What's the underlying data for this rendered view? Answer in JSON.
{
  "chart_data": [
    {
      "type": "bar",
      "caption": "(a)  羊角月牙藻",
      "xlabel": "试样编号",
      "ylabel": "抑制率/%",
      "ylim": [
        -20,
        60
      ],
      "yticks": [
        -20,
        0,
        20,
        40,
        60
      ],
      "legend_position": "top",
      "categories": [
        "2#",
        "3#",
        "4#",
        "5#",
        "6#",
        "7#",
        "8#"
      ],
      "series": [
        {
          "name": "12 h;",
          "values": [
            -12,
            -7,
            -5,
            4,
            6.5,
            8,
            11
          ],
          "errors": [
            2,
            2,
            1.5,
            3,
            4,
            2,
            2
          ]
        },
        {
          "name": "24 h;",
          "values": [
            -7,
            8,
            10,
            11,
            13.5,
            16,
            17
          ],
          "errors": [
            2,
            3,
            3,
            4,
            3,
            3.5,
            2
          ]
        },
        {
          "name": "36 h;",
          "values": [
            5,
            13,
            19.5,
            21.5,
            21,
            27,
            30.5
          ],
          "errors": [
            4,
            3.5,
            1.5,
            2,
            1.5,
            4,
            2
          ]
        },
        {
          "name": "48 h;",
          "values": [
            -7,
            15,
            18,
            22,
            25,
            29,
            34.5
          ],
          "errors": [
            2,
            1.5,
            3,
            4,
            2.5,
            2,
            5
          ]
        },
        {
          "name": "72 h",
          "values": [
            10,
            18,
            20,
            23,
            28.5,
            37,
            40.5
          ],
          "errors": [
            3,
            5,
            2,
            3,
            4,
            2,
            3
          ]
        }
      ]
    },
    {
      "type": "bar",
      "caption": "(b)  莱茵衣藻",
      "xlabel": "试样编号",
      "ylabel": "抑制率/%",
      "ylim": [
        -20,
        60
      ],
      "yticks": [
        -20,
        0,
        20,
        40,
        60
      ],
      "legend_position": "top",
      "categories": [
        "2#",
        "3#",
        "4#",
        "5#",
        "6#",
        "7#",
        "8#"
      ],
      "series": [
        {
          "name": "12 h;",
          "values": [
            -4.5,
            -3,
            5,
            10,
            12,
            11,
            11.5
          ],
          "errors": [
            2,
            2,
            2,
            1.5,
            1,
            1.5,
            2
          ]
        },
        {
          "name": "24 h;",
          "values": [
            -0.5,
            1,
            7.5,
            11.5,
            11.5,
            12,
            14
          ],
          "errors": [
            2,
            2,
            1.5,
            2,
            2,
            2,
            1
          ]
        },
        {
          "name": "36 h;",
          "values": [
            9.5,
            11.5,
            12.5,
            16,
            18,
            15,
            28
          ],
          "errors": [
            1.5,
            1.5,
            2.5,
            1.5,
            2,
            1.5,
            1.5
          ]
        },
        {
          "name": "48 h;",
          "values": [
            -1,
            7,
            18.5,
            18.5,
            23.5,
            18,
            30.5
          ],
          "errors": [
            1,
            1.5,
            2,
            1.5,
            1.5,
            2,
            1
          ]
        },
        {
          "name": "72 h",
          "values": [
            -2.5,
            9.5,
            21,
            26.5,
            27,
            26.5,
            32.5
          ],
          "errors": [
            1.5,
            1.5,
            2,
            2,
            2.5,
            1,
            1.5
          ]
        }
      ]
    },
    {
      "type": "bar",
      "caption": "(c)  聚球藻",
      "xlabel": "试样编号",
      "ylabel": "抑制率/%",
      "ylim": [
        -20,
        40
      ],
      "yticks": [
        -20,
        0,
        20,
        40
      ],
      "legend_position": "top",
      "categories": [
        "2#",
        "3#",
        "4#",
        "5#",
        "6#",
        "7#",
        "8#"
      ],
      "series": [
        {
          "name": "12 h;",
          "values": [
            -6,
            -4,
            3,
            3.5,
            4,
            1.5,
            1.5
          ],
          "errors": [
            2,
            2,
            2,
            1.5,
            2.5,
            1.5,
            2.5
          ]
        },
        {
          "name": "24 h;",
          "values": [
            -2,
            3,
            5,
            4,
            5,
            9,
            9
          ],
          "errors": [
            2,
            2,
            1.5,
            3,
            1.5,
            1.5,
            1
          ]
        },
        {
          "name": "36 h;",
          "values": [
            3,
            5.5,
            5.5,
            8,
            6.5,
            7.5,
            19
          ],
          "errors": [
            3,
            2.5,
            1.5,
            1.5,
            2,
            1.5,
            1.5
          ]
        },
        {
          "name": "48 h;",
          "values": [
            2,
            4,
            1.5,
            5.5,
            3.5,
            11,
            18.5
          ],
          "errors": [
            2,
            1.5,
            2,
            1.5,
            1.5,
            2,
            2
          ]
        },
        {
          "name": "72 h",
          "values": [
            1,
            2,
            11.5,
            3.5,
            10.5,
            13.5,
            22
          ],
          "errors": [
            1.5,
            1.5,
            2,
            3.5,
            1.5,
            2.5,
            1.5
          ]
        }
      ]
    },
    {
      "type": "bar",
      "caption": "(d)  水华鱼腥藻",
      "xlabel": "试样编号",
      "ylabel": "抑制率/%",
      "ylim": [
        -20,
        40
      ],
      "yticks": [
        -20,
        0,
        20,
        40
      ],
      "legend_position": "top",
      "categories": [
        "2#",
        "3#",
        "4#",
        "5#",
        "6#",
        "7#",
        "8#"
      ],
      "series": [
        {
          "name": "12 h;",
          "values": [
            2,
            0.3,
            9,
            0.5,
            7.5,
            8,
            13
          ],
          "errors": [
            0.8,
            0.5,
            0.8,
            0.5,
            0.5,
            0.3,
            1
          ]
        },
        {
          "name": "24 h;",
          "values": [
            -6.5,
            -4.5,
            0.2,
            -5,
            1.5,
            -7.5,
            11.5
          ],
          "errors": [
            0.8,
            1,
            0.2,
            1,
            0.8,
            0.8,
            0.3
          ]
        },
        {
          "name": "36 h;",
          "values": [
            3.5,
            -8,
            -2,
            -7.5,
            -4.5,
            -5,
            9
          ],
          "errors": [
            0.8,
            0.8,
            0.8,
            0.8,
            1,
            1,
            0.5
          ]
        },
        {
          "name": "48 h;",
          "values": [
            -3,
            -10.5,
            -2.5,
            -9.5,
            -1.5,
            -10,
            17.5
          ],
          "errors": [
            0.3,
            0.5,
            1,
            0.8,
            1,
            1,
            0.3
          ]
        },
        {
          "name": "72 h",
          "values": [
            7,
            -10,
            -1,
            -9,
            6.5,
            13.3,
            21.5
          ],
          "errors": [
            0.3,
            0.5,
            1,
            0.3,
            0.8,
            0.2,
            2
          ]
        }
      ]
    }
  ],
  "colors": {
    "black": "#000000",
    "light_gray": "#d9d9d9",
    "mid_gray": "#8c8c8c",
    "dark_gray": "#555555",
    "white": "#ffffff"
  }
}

○ ○ ○ ○ ○

Restate each of the entries above verbatim.

### ANSWER TO THE TASK
What's the underlying data for this rendered view? Answer in JSON.
{
  "chart_data": [
    {
      "type": "bar",
      "caption": "(a)  羊角月牙藻",
      "xlabel": "试样编号",
      "ylabel": "抑制率/%",
      "ylim": [
        -20,
        60
      ],
      "yticks": [
        -20,
        0,
        20,
        40,
        60
      ],
      "legend_position": "top",
      "categories": [
        "2#",
        "3#",
        "4#",
        "5#",
        "6#",
        "7#",
        "8#"
      ],
      "series": [
        {
          "name": "12 h;",
          "values": [
            -12,
            -7,
            -5,
            4,
            6.5,
            8,
            11
          ],
          "errors": [
            2,
            2,
            1.5,
            3,
            4,
            2,
            2
          ]
        },
        {
          "name": "24 h;",
          "values": [
            -7,
            8,
            10,
            11,
            13.5,
            16,
            17
          ],
          "errors": [
            2,
            3,
            3,
            4,
            3,
            3.5,
            2
          ]
        },
        {
          "name": "36 h;",
          "values": [
            5,
            13,
            19.5,
            21.5,
            21,
            27,
            30.5
          ],
          "errors": [
            4,
            3.5,
            1.5,
            2,
            1.5,
            4,
            2
          ]
        },
        {
          "name": "48 h;",
          "values": [
            -7,
            15,
            18,
            22,
            25,
            29,
            34.5
          ],
          "errors": [
            2,
            1.5,
            3,
            4,
            2.5,
            2,
            5
          ]
        },
        {
          "name": "72 h",
          "values": [
            10,
            18,
            20,
            23,
            28.5,
            37,
            40.5
          ],
          "errors": [
            3,
            5,
            2,
            3,
            4,
            2,
            3
          ]
        }
      ]
    },
    {
      "type": "bar",
      "caption": "(b)  莱茵衣藻",
      "xlabel": "试样编号",
      "ylabel": "抑制率/%",
      "ylim": [
        -20,
        60
      ],
      "yticks": [
        -20,
        0,
        20,
        40,
        60
      ],
      "legend_position": "top",
      "categories": [
        "2#",
        "3#",
        "4#",
        "5#",
        "6#",
        "7#",
        "8#"
      ],
      "series": [
        {
          "name": "12 h;",
          "values": [
            -4.5,
            -3,
            5,
            10,
            12,
            11,
            11.5
          ],
          "errors": [
            2,
            2,
            2,
            1.5,
            1,
            1.5,
            2
          ]
        },
        {
          "name": "24 h;",
          "values": [
            -0.5,
            1,
            7.5,
            11.5,
            11.5,
            12,
            14
          ],
          "errors": [
            2,
            2,
            1.5,
            2,
            2,
            2,
            1
          ]
        },
        {
          "name": "36 h;",
          "values": [
            9.5,
            11.5,
            12.5,
            16,
            18,
            15,
            28
          ],
          "errors": [
            1.5,
            1.5,
            2.5,
            1.5,
            2,
            1.5,
            1.5
          ]
        },
        {
          "name": "48 h;",
          "values": [
            -1,
            7,
            18.5,
            18.5,
            23.5,
            18,
            30.5
          ],
          "errors": [
            1,
            1.5,
            2,
            1.5,
            1.5,
            2,
            1
          ]
        },
        {
          "name": "72 h",
          "values": [
            -2.5,
            9.5,
            21,
            26.5,
            27,
            26.5,
            32.5
          ],
          "errors": [
            1.5,
            1.5,
            2,
            2,
            2.5,
            1,
            1.5
          ]
        }
      ]
    },
    {
      "type": "bar",
      "caption": "(c)  聚球藻",
      "xlabel": "试样编号",
      "ylabel": "抑制率/%",
      "ylim": [
        -20,
        40
      ],
      "yticks": [
        -20,
        0,
        20,
        40
      ],
      "legend_position": "top",
      "categories": [
        "2#",
        "3#",
        "4#",
        "5#",
        "6#",
        "7#",
        "8#"
      ],
      "series": [
        {
          "name": "12 h;",
          "values": [
            -6,
            -4,
            3,
            3.5,
            4,
            1.5,
            1.5
          ],
          "errors": [
            2,
            2,
            2,
            1.5,
            2.5,
            1.5,
            2.5
          ]
        },
        {
          "name": "24 h;",
          "values": [
            -2,
            3,
            5,
            4,
            5,
            9,
            9
          ],
          "errors": [
            2,
            2,
            1.5,
            3,
            1.5,
            1.5,
            1
          ]
        },
        {
          "name": "36 h;",
          "values": [
            3,
            5.5,
            5.5,
            8,
            6.5,
            7.5,
            19
          ],
          "errors": [
            3,
            2.5,
            1.5,
            1.5,
            2,
            1.5,
            1.5
          ]
        },
        {
          "name": "48 h;",
          "values": [
            2,
            4,
            1.5,
            5.5,
            3.5,
            11,
            18.5
          ],
          "errors": [
            2,
            1.5,
            2,
            1.5,
            1.5,
            2,
            2
          ]
        },
        {
          "name": "72 h",
          "values": [
            1,
            2,
            11.5,
            3.5,
            10.5,
            13.5,
            22
          ],
          "errors": [
            1.5,
            1.5,
            2,
            3.5,
            1.5,
            2.5,
            1.5
          ]
        }
      ]
    },
    {
      "type": "bar",
      "caption": "(d)  水华鱼腥藻",
      "xlabel": "试样编号",
      "ylabel": "抑制率/%",
      "ylim": [
        -20,
        40
      ],
      "yticks": [
        -20,
        0,
        20,
        40
      ],
      "legend_position": "top",
      "categories": [
        "2#",
        "3#",
        "4#",
        "5#",
        "6#",
        "7#",
        "8#"
      ],
      "series": [
        {
          "name": "12 h;",
          "values": [
            2,
            0.3,
            9,
            0.5,
            7.5,
            8,
            13
          ],
          "errors": [
            0.8,
            0.5,
            0.8,
            0.5,
            0.5,
            0.3,
            1
          ]
        },
        {
          "name": "24 h;",
          "values": [
            -6.5,
            -4.5,
            0.2,
            -5,
            1.5,
            -7.5,
            11.5
          ],
          "errors": [
            0.8,
            1,
            0.2,
            1,
            0.8,
            0.8,
            0.3
          ]
        },
        {
          "name": "36 h;",
          "values": [
            3.5,
            -8,
            -2,
            -7.5,
            -4.5,
            -5,
            9
          ],
          "errors": [
            0.8,
            0.8,
            0.8,
            0.8,
            1,
            1,
            0.5
          ]
        },
        {
          "name": "48 h;",
          "values": [
            -3,
            -10.5,
            -2.5,
            -9.5,
            -1.5,
            -10,
            17.5
          ],
          "errors": [
            0.3,
            0.5,
            1,
            0.8,
            1,
            1,
            0.3
          ]
        },
        {
          "name": "72 h",
          "values": [
            7,
            -10,
            -1,
            -9,
            6.5,
            13.3,
            21.5
          ],
          "errors": [
            0.3,
            0.5,
            1,
            0.3,
            0.8,
            0.2,
            2
          ]
        }
      ]
    }
  ],
  "colors": {
    "black": "#000000",
    "light_gray": "#d9d9d9",
    "mid_gray": "#8c8c8c",
    "dark_gray": "#555555",
    "white": "#ffffff"
  }
}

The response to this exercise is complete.